» Direction
Here are some records; copy every line that holds the word "đồng".

» Dataset records
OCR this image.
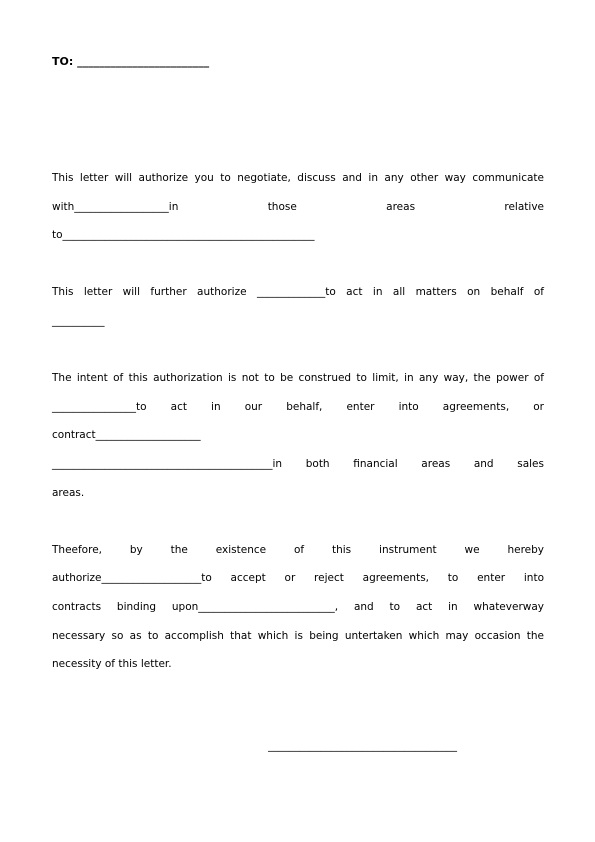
TO: ________________________

This letter will authorize you to negotiate, discuss and in any other way communicate

with__________________in those areas relative

to________________________________________________

This letter will further authorize _____________to act in all matters on behalf of

__________

The intent of this authorization is not to be construed to limit, in any way, the power of

________________to act in our behalf, enter into agreements, or

contract____________________

__________________________________________in both financial areas and sales

areas.

Theefore, by the existence of this instrument we hereby

authorize___________________to accept or reject agreements, to enter into

contracts binding upon__________________________, and to act in whateverway

necessary so as to accomplish that which is being untertaken which may occasion the

necessity of this letter.

____________________________________
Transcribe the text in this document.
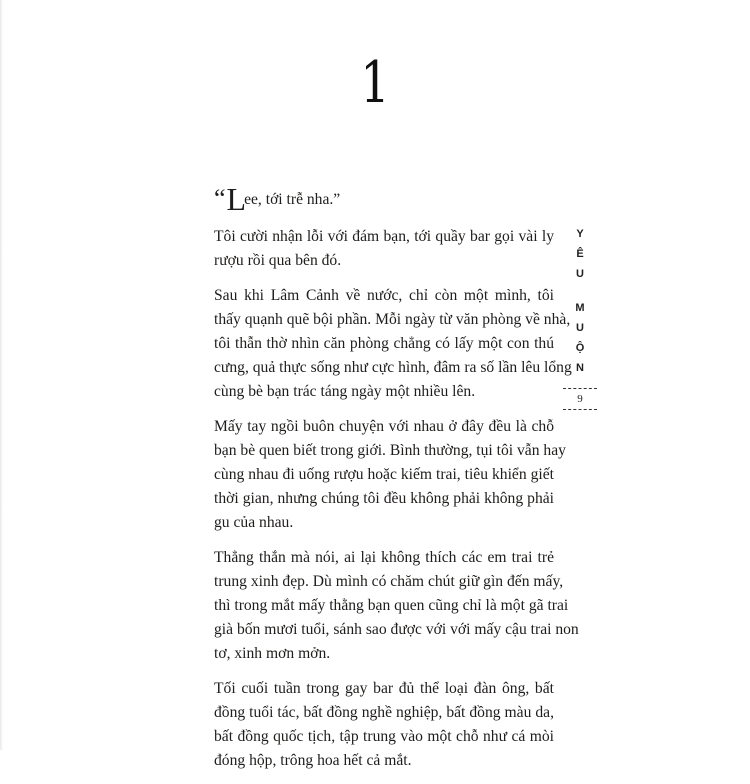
1

“Lee, tới trễ nha.”

Tôi cười nhận lỗi với đám bạn, tới quầy bar gọi vài ly
rượu rồi qua bên đó.

Sau khi Lâm Cảnh về nước, chỉ còn một mình, tôi
thấy quạnh quẽ bội phần. Mỗi ngày từ văn phòng về nhà,
tôi thẫn thờ nhìn căn phòng chẳng có lấy một con thú
cưng, quả thực sống như cực hình, đâm ra số lần lêu lổng
cùng bè bạn trác táng ngày một nhiều lên.

Mấy tay ngồi buôn chuyện với nhau ở đây đều là chỗ
bạn bè quen biết trong giới. Bình thường, tụi tôi vẫn hay
cùng nhau đi uống rượu hoặc kiếm trai, tiêu khiển giết
thời gian, nhưng chúng tôi đều không phải không phải
gu của nhau.

Thẳng thắn mà nói, ai lại không thích các em trai trẻ
trung xinh đẹp. Dù mình có chăm chút giữ gìn đến mấy,
thì trong mắt mấy thằng bạn quen cũng chỉ là một gã trai
già bốn mươi tuổi, sánh sao được với với mấy cậu trai non
tơ, xinh mơn mởn.

Tối cuối tuần trong gay bar đủ thể loại đàn ông, bất
đồng tuổi tác, bất đồng nghề nghiệp, bất đồng màu da,
bất đồng quốc tịch, tập trung vào một chỗ như cá mòi
đóng hộp, trông hoa hết cả mắt.

Y
Ê
U
M
U
Ộ
N
9
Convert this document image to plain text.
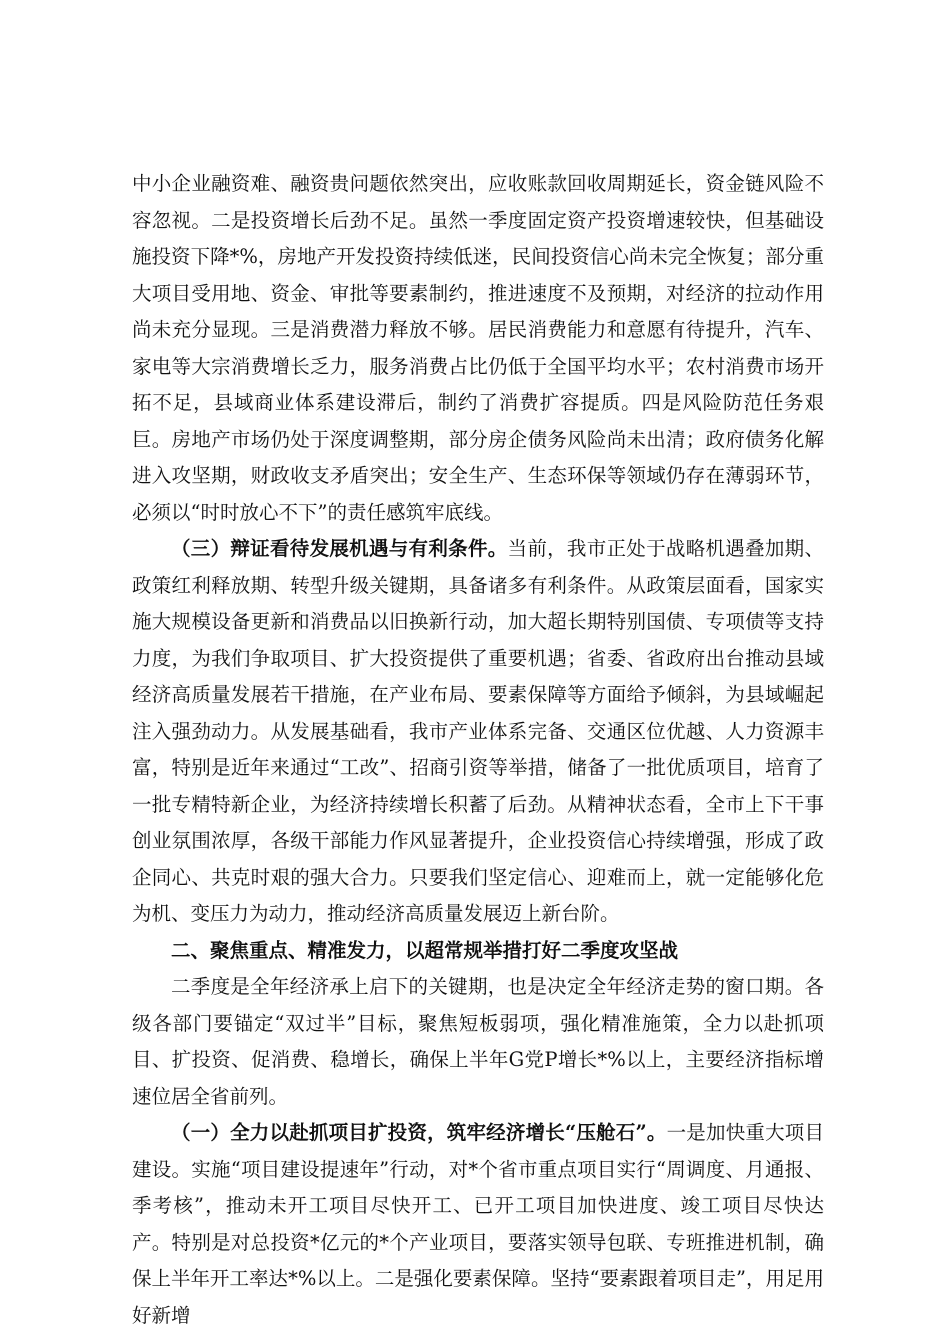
中小企业融资难、融资贵问题依然突出，应收账款回收周期延长，资金链风险不容忽视。二是投资增长后劲不足。虽然一季度固定资产投资增速较快，但基础设施投资下降*%，房地产开发投资持续低迷，民间投资信心尚未完全恢复；部分重大项目受用地、资金、审批等要素制约，推进速度不及预期，对经济的拉动作用尚未充分显现。三是消费潜力释放不够。居民消费能力和意愿有待提升，汽车、家电等大宗消费增长乏力，服务消费占比仍低于全国平均水平；农村消费市场开拓不足，县域商业体系建设滞后，制约了消费扩容提质。四是风险防范任务艰巨。房地产市场仍处于深度调整期，部分房企债务风险尚未出清；政府债务化解进入攻坚期，财政收支矛盾突出；安全生产、生态环保等领域仍存在薄弱环节，必须以“时时放心不下”的责任感筑牢底线。

（三）辩证看待发展机遇与有利条件。当前，我市正处于战略机遇叠加期、政策红利释放期、转型升级关键期，具备诸多有利条件。从政策层面看，国家实施大规模设备更新和消费品以旧换新行动，加大超长期特别国债、专项债等支持力度，为我们争取项目、扩大投资提供了重要机遇；省委、省政府出台推动县域经济高质量发展若干措施，在产业布局、要素保障等方面给予倾斜，为县域崛起注入强劲动力。从发展基础看，我市产业体系完备、交通区位优越、人力资源丰富，特别是近年来通过“工改”、招商引资等举措，储备了一批优质项目，培育了一批专精特新企业，为经济持续增长积蓄了后劲。从精神状态看，全市上下干事创业氛围浓厚，各级干部能力作风显著提升，企业投资信心持续增强，形成了政企同心、共克时艰的强大合力。只要我们坚定信心、迎难而上，就一定能够化危为机、变压力为动力，推动经济高质量发展迈上新台阶。

二、聚焦重点、精准发力，以超常规举措打好二季度攻坚战

二季度是全年经济承上启下的关键期，也是决定全年经济走势的窗口期。各级各部门要锚定“双过半”目标，聚焦短板弱项，强化精准施策，全力以赴抓项目、扩投资、促消费、稳增长，确保上半年G党P增长*%以上，主要经济指标增速位居全省前列。

（一）全力以赴抓项目扩投资，筑牢经济增长“压舱石”。一是加快重大项目建设。实施“项目建设提速年”行动，对*个省市重点项目实行“周调度、月通报、季考核”，推动未开工项目尽快开工、已开工项目加快进度、竣工项目尽快达产。特别是对总投资*亿元的*个产业项目，要落实领导包联、专班推进机制，确保上半年开工率达*%以上。二是强化要素保障。坚持“要素跟着项目走”，用足用好新增
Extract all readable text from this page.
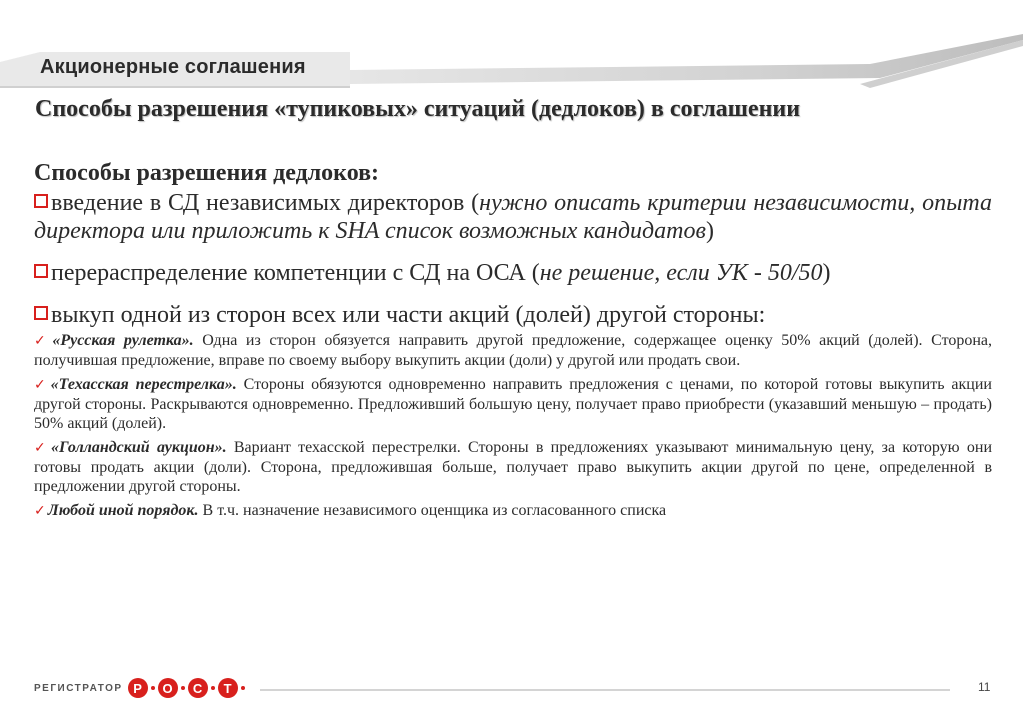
Акционерные соглашения
Способы разрешения «тупиковых» ситуаций (дедлоков) в соглашении
Способы разрешения дедлоков:
введение в СД независимых директоров (нужно описать критерии независимости, опыта директора или приложить к SHA список возможных кандидатов)
перераспределение компетенции с СД на ОСА (не решение, если УК - 50/50)
выкуп одной из сторон всех или части акций (долей) другой стороны:
✓ «Русская рулетка». Одна из сторон обязуется направить другой предложение, содержащее оценку 50% акций (долей). Сторона, получившая предложение, вправе по своему выбору выкупить акции (доли) у другой или продать свои.
✓ «Техасская перестрелка». Стороны обязуются одновременно направить предложения с ценами, по которой готовы выкупить акции другой стороны. Раскрываются одновременно. Предложивший большую цену, получает право приобрести (указавший меньшую – продать) 50% акций (долей).
✓ «Голландский аукцион». Вариант техасской перестрелки. Стороны в предложениях указывают минимальную цену, за которую они готовы продать акции (доли). Сторона, предложившая больше, получает право выкупить акции другой по цене, определенной в предложении другой стороны.
✓ Любой иной порядок. В т.ч. назначение независимого оценщика из согласованного списка
РЕГИСТРАТОР Р	О	С	Т	11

» Solved problem
đồng tuổi tác, bất đồng nghề nghiệp, bất đồng màu da,
bất đồng quốc tịch, tập trung vào một chỗ như cá mòi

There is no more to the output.